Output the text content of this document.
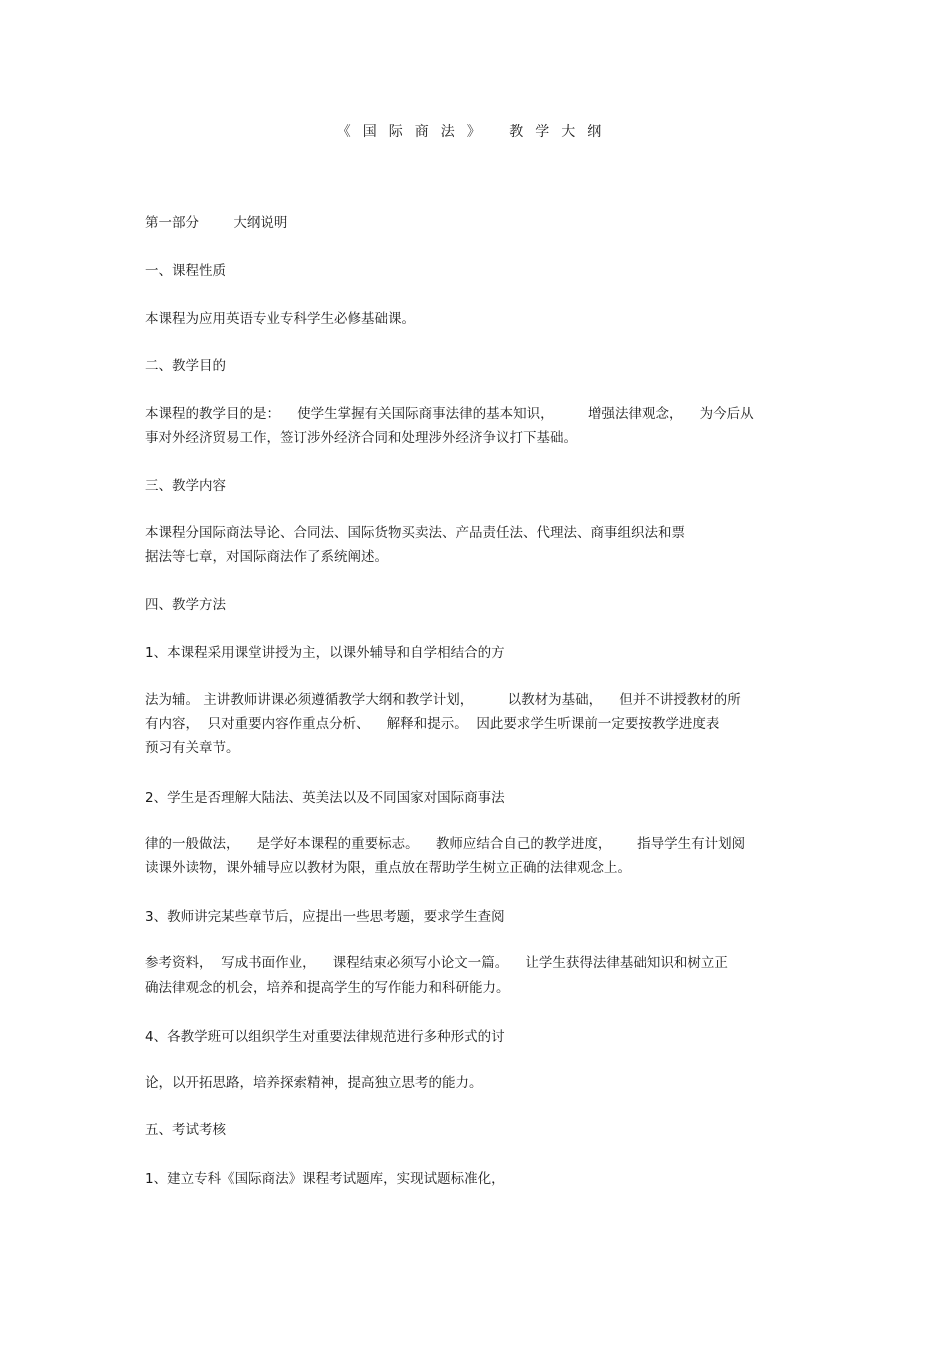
《国际商法》 教学大纲
第一部分        大纲说明
一、课程性质
本课程为应用英语专业专科学生必修基础课。
二、教学目的
本课程的教学目的是：    使学生掌握有关国际商事法律的基本知识，        增强法律观念，    为今后从
事对外经济贸易工作，签订涉外经济合同和处理涉外经济争议打下基础。
三、教学内容
本课程分国际商法导论、合同法、国际货物买卖法、产品责任法、代理法、商事组织法和票
据法等七章，对国际商法作了系统阐述。
四、教学方法
1、本课程采用课堂讲授为主，以课外辅导和自学相结合的方
法为辅。 主讲教师讲课必须遵循教学大纲和教学计划，        以教材为基础，    但并不讲授教材的所
有内容，  只对重要内容作重点分析、    解释和提示。  因此要求学生听课前一定要按教学进度表
预习有关章节。
2、学生是否理解大陆法、英美法以及不同国家对国际商事法
律的一般做法，    是学好本课程的重要标志。    教师应结合自己的教学进度，      指导学生有计划阅
读课外读物，课外辅导应以教材为限，重点放在帮助学生树立正确的法律观念上。
3、教师讲完某些章节后，应提出一些思考题，要求学生查阅
参考资料，  写成书面作业，    课程结束必须写小论文一篇。    让学生获得法律基础知识和树立正
确法律观念的机会，培养和提高学生的写作能力和科研能力。
4、各教学班可以组织学生对重要法律规范进行多种形式的讨
论，以开拓思路，培养探索精神，提高独立思考的能力。
五、考试考核
1、建立专科《国际商法》课程考试题库，实现试题标准化，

-*-

• _EXERCISE DESCRIPTION_
Copy the listing in full and without alteration, omitting every picture.

• _RESPONSE TO THIS TASK_
Output the text content of this document.
《国际商法》 教学大纲
第一部分        大纲说明
一、课程性质
本课程为应用英语专业专科学生必修基础课。
二、教学目的
本课程的教学目的是：    使学生掌握有关国际商事法律的基本知识，        增强法律观念，    为今后从
事对外经济贸易工作，签订涉外经济合同和处理涉外经济争议打下基础。
三、教学内容
本课程分国际商法导论、合同法、国际货物买卖法、产品责任法、代理法、商事组织法和票
据法等七章，对国际商法作了系统阐述。
四、教学方法
1、本课程采用课堂讲授为主，以课外辅导和自学相结合的方
法为辅。 主讲教师讲课必须遵循教学大纲和教学计划，        以教材为基础，    但并不讲授教材的所
有内容，  只对重要内容作重点分析、    解释和提示。  因此要求学生听课前一定要按教学进度表
预习有关章节。
2、学生是否理解大陆法、英美法以及不同国家对国际商事法
律的一般做法，    是学好本课程的重要标志。    教师应结合自己的教学进度，      指导学生有计划阅
读课外读物，课外辅导应以教材为限，重点放在帮助学生树立正确的法律观念上。
3、教师讲完某些章节后，应提出一些思考题，要求学生查阅
参考资料，  写成书面作业，    课程结束必须写小论文一篇。    让学生获得法律基础知识和树立正
确法律观念的机会，培养和提高学生的写作能力和科研能力。
4、各教学班可以组织学生对重要法律规范进行多种形式的讨
论，以开拓思路，培养探索精神，提高独立思考的能力。
五、考试考核
1、建立专科《国际商法》课程考试题库，实现试题标准化，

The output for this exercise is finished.